Items from a data source:
──────────

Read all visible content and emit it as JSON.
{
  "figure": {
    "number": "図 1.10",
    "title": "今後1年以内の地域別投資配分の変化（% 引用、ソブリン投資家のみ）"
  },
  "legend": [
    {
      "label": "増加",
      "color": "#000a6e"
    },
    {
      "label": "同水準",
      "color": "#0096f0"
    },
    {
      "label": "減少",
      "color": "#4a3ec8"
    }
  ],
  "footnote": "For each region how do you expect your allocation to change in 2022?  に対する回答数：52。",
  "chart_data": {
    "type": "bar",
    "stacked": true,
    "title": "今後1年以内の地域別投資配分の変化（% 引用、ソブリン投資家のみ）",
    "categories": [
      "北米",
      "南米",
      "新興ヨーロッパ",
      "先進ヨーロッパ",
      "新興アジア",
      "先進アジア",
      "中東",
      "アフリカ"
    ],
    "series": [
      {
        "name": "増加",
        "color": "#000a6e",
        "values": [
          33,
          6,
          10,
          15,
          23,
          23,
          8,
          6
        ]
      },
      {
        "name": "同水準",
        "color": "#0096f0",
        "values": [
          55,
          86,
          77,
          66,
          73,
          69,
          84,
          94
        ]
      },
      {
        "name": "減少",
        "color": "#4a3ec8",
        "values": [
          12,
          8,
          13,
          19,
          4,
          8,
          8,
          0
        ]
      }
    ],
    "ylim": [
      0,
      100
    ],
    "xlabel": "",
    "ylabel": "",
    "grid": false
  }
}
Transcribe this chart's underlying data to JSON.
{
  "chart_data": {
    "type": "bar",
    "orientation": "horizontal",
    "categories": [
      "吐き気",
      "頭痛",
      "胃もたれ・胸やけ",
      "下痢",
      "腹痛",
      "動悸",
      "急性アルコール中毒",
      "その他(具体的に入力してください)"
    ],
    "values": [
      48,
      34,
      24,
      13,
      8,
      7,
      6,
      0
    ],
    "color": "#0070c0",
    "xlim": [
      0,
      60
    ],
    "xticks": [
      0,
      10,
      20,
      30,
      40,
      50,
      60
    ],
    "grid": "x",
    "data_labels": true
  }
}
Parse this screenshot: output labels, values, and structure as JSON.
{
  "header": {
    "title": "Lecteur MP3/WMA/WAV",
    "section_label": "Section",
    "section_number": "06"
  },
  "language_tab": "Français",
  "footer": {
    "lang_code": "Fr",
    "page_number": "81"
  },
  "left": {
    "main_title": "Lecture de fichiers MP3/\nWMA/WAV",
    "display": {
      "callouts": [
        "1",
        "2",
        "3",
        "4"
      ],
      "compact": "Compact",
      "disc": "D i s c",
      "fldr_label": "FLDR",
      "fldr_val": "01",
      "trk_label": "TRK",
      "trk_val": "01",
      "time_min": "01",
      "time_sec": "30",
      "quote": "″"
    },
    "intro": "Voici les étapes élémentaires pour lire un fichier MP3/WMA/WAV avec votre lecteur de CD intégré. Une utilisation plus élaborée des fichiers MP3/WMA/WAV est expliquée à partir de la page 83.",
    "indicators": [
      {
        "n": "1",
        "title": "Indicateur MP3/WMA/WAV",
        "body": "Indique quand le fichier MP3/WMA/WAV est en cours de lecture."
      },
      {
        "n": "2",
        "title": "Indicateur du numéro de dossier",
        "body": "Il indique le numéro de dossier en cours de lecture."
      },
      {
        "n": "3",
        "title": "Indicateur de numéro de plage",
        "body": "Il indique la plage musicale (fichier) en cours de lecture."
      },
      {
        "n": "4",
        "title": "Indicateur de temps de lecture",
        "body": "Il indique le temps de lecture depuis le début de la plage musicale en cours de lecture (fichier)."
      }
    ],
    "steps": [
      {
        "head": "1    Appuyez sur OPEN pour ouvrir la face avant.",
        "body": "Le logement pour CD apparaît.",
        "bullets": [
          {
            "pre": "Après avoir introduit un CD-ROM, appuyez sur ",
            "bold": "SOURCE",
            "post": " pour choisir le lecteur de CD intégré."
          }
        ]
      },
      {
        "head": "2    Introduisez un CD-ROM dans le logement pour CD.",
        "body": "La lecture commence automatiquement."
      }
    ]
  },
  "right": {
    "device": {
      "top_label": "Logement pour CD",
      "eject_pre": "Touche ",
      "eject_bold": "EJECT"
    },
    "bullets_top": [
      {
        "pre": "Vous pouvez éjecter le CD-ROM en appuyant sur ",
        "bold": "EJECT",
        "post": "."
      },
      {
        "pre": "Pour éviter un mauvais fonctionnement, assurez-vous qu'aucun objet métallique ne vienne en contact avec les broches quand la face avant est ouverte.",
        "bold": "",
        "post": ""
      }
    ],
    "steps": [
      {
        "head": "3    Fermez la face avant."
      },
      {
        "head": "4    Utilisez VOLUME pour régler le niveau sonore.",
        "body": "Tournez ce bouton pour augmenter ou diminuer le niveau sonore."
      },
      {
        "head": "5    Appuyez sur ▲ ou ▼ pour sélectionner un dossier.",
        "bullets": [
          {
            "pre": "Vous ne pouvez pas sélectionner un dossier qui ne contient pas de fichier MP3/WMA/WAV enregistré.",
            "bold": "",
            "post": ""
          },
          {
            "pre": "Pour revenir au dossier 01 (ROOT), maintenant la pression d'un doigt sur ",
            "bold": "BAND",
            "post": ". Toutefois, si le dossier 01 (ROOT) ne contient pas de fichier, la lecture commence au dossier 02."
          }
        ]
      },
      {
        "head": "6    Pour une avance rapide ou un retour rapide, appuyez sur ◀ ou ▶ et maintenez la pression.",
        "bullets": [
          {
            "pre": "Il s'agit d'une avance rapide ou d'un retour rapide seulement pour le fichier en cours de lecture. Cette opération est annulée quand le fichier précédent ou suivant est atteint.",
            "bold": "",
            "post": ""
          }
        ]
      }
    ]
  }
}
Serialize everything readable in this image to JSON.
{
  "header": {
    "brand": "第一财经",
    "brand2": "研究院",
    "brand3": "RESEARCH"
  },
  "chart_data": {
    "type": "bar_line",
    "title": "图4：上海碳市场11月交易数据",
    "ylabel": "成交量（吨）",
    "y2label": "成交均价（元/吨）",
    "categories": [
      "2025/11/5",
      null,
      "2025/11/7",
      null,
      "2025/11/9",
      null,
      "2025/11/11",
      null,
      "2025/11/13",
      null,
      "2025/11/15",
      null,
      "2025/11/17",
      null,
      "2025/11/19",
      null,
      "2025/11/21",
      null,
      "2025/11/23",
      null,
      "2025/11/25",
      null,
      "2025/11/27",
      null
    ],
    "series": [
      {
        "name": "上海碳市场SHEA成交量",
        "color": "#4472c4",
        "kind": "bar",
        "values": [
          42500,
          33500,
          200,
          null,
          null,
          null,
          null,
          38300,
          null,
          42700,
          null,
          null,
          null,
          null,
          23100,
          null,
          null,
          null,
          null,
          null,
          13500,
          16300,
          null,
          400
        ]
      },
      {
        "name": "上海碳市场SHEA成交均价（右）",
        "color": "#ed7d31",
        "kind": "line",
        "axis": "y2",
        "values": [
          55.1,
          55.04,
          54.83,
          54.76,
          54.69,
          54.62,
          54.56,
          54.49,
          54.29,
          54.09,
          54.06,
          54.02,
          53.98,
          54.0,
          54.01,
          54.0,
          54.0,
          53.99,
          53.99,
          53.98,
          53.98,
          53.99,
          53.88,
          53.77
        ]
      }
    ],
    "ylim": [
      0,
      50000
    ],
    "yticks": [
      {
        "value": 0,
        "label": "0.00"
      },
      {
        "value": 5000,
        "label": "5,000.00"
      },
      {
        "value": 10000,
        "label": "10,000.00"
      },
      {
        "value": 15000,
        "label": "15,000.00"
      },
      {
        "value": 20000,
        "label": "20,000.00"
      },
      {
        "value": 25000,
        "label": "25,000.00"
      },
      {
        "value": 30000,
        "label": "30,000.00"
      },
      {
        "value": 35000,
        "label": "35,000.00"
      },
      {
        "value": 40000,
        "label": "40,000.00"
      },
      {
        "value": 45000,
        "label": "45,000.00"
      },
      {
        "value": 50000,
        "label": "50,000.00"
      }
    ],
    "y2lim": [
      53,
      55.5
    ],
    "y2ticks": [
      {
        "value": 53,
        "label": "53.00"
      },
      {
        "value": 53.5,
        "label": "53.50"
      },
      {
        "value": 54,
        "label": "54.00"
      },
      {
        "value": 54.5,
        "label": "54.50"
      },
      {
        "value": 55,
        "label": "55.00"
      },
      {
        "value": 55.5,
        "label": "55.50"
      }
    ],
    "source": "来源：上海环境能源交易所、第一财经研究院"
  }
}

──────────

== Set problem ==
Look through the material and copy each line that has "pression".

== Final answer ==
            "pre": "Pour revenir au dossier 01 (ROOT), maintenant la pression d'un doigt sur ",
        "head": "6    Pour une avance rapide ou un retour rapide, appuyez sur ◀ ou ▶ et maintenez la pression.",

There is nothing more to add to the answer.